**Given information**

┌──

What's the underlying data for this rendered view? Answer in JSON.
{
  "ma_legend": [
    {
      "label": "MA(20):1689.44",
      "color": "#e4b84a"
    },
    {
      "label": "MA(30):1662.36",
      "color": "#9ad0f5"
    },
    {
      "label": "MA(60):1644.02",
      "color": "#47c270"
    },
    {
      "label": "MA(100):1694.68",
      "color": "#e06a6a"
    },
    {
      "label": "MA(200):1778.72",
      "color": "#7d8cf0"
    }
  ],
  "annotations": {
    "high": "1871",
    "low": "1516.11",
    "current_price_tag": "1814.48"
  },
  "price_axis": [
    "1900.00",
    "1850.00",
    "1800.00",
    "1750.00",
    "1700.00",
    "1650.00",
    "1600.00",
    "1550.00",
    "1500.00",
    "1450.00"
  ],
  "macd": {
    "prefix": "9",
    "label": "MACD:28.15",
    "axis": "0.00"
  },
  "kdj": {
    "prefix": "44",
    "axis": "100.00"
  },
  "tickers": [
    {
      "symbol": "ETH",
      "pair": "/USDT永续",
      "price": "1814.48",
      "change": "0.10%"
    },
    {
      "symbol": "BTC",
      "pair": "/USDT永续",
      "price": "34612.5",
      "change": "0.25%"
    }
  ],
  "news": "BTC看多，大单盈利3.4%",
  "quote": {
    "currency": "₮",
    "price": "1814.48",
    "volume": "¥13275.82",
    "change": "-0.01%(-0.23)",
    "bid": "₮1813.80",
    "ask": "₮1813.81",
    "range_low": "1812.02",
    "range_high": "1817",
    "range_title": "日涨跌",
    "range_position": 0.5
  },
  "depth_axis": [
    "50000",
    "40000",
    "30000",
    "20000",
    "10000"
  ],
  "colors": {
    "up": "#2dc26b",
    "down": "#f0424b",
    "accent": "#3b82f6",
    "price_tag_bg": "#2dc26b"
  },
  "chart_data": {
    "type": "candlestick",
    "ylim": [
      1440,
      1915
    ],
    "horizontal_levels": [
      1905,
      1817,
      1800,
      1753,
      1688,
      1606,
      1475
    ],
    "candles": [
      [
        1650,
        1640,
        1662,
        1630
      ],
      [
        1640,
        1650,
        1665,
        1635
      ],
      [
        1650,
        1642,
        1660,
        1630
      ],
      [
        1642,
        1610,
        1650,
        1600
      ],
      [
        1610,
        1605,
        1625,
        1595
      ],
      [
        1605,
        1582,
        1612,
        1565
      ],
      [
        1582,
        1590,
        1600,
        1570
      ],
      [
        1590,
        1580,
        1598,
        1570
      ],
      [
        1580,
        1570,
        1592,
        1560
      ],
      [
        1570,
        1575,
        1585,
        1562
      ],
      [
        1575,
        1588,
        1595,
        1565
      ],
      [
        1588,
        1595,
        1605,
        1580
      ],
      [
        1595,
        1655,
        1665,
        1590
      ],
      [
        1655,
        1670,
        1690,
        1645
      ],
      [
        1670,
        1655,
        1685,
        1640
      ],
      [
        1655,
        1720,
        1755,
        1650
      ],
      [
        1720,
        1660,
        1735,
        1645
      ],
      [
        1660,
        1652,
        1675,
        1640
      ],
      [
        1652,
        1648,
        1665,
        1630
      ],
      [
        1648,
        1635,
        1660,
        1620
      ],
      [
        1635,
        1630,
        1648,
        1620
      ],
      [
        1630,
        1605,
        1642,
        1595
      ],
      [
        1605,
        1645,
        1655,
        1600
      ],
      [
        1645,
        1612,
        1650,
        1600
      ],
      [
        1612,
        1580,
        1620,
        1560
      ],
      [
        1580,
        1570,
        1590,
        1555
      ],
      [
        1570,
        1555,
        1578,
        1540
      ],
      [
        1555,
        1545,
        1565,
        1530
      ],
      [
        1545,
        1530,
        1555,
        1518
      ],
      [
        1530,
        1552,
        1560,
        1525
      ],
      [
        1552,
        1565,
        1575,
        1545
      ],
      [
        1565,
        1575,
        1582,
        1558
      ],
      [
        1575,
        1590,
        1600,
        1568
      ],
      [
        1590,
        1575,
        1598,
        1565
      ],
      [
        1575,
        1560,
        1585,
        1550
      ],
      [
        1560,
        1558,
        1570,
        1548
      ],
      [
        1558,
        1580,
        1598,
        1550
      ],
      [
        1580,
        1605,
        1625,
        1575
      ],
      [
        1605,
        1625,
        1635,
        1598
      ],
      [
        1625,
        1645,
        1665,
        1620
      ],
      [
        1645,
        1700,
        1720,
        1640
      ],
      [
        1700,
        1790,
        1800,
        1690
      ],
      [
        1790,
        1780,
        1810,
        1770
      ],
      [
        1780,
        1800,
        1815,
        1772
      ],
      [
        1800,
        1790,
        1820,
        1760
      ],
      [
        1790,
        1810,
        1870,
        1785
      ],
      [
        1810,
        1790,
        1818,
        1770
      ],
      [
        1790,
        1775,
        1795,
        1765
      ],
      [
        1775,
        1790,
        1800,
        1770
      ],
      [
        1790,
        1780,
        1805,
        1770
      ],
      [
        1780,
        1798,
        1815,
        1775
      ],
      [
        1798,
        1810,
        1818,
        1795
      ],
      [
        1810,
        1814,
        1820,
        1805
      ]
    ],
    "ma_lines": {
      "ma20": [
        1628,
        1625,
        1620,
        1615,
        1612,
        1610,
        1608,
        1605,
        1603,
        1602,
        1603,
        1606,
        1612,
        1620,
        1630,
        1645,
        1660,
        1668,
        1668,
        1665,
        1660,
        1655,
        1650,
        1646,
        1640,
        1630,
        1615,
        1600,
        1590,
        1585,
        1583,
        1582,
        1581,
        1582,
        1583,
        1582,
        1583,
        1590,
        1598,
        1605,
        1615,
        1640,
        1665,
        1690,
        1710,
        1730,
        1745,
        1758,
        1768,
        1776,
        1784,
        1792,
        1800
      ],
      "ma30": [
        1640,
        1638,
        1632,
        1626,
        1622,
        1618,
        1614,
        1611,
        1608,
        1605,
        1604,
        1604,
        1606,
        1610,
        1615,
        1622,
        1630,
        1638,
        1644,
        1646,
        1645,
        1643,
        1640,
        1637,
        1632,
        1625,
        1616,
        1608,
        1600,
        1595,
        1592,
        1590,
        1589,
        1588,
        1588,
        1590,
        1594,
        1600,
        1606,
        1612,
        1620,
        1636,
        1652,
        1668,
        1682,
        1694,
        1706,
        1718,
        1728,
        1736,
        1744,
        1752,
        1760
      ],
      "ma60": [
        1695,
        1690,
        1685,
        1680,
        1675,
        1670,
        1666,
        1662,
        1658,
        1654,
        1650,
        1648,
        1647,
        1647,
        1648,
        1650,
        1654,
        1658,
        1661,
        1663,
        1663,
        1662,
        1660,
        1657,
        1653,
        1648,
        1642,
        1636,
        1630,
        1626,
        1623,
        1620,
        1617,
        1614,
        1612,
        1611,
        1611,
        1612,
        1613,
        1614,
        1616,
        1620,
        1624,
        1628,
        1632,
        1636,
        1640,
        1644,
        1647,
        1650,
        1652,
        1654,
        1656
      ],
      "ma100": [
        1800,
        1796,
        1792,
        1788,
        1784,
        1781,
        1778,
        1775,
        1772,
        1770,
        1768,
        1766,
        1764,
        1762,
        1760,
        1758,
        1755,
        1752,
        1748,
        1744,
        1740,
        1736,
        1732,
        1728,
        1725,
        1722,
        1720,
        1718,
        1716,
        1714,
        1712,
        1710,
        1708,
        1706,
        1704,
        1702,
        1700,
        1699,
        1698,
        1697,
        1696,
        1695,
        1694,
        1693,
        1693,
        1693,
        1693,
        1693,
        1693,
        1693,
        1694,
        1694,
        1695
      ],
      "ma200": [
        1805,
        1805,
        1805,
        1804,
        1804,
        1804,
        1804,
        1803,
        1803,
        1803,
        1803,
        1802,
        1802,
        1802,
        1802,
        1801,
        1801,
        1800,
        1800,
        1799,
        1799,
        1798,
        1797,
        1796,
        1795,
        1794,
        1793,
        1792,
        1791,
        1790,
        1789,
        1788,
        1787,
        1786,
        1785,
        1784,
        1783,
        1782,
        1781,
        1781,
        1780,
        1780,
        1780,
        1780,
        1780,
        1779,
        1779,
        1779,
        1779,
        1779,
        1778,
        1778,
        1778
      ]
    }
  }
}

└──

**Task goal**
Make a copy of each line that contains the string "change".

**Task answer**
      "change": "0.10%"
      "change": "0.25%"
    "change": "-0.01%(-0.23)",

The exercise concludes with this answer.